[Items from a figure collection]
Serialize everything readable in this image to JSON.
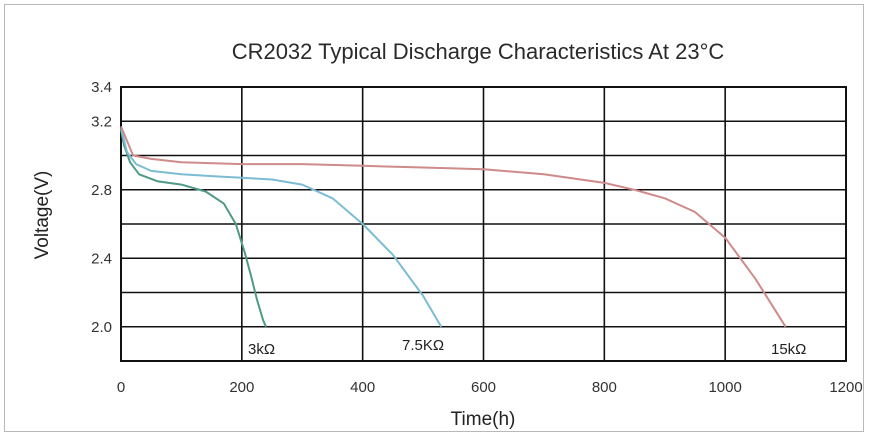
{
  "chart_data": {
    "type": "line",
    "title": "CR2032 Typical Discharge Characteristics At 23°C",
    "xlabel": "Time(h)",
    "ylabel": "Voltage(V)",
    "xlim": [
      0,
      1200
    ],
    "ylim": [
      1.8,
      3.4
    ],
    "x_ticks": [
      "0",
      "200",
      "400",
      "600",
      "800",
      "1000",
      "1200"
    ],
    "y_ticks": [
      "2.0",
      "2.4",
      "2.8",
      "3.2",
      "3.4"
    ],
    "grid": true,
    "series": [
      {
        "name": "3kΩ",
        "color": "#4f9a86",
        "x": [
          0,
          5,
          15,
          30,
          60,
          100,
          140,
          170,
          190,
          205,
          215,
          225,
          235,
          240
        ],
        "y": [
          3.15,
          3.06,
          2.96,
          2.89,
          2.85,
          2.83,
          2.79,
          2.72,
          2.6,
          2.43,
          2.3,
          2.16,
          2.04,
          2.0
        ]
      },
      {
        "name": "7.5KΩ",
        "color": "#7cbcd3",
        "x": [
          0,
          10,
          25,
          50,
          100,
          150,
          200,
          250,
          300,
          350,
          400,
          450,
          500,
          530
        ],
        "y": [
          3.16,
          3.02,
          2.95,
          2.91,
          2.89,
          2.88,
          2.87,
          2.86,
          2.83,
          2.75,
          2.6,
          2.42,
          2.18,
          2.0
        ]
      },
      {
        "name": "15kΩ",
        "color": "#cf8a8a",
        "x": [
          0,
          20,
          50,
          100,
          200,
          300,
          400,
          500,
          600,
          700,
          800,
          850,
          900,
          950,
          1000,
          1050,
          1100
        ],
        "y": [
          3.17,
          3.0,
          2.98,
          2.96,
          2.95,
          2.95,
          2.94,
          2.93,
          2.92,
          2.89,
          2.84,
          2.8,
          2.75,
          2.67,
          2.52,
          2.28,
          2.0
        ]
      }
    ]
  }
}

Work instructions -
All of the lines above should be printed exactly, minus the pictures.

Task output -
Serialize everything readable in this image to JSON.
{
  "chart_data": {
    "type": "line",
    "title": "CR2032 Typical Discharge Characteristics At 23°C",
    "xlabel": "Time(h)",
    "ylabel": "Voltage(V)",
    "xlim": [
      0,
      1200
    ],
    "ylim": [
      1.8,
      3.4
    ],
    "x_ticks": [
      "0",
      "200",
      "400",
      "600",
      "800",
      "1000",
      "1200"
    ],
    "y_ticks": [
      "2.0",
      "2.4",
      "2.8",
      "3.2",
      "3.4"
    ],
    "grid": true,
    "series": [
      {
        "name": "3kΩ",
        "color": "#4f9a86",
        "x": [
          0,
          5,
          15,
          30,
          60,
          100,
          140,
          170,
          190,
          205,
          215,
          225,
          235,
          240
        ],
        "y": [
          3.15,
          3.06,
          2.96,
          2.89,
          2.85,
          2.83,
          2.79,
          2.72,
          2.6,
          2.43,
          2.3,
          2.16,
          2.04,
          2.0
        ]
      },
      {
        "name": "7.5KΩ",
        "color": "#7cbcd3",
        "x": [
          0,
          10,
          25,
          50,
          100,
          150,
          200,
          250,
          300,
          350,
          400,
          450,
          500,
          530
        ],
        "y": [
          3.16,
          3.02,
          2.95,
          2.91,
          2.89,
          2.88,
          2.87,
          2.86,
          2.83,
          2.75,
          2.6,
          2.42,
          2.18,
          2.0
        ]
      },
      {
        "name": "15kΩ",
        "color": "#cf8a8a",
        "x": [
          0,
          20,
          50,
          100,
          200,
          300,
          400,
          500,
          600,
          700,
          800,
          850,
          900,
          950,
          1000,
          1050,
          1100
        ],
        "y": [
          3.17,
          3.0,
          2.98,
          2.96,
          2.95,
          2.95,
          2.94,
          2.93,
          2.92,
          2.89,
          2.84,
          2.8,
          2.75,
          2.67,
          2.52,
          2.28,
          2.0
        ]
      }
    ]
  }
}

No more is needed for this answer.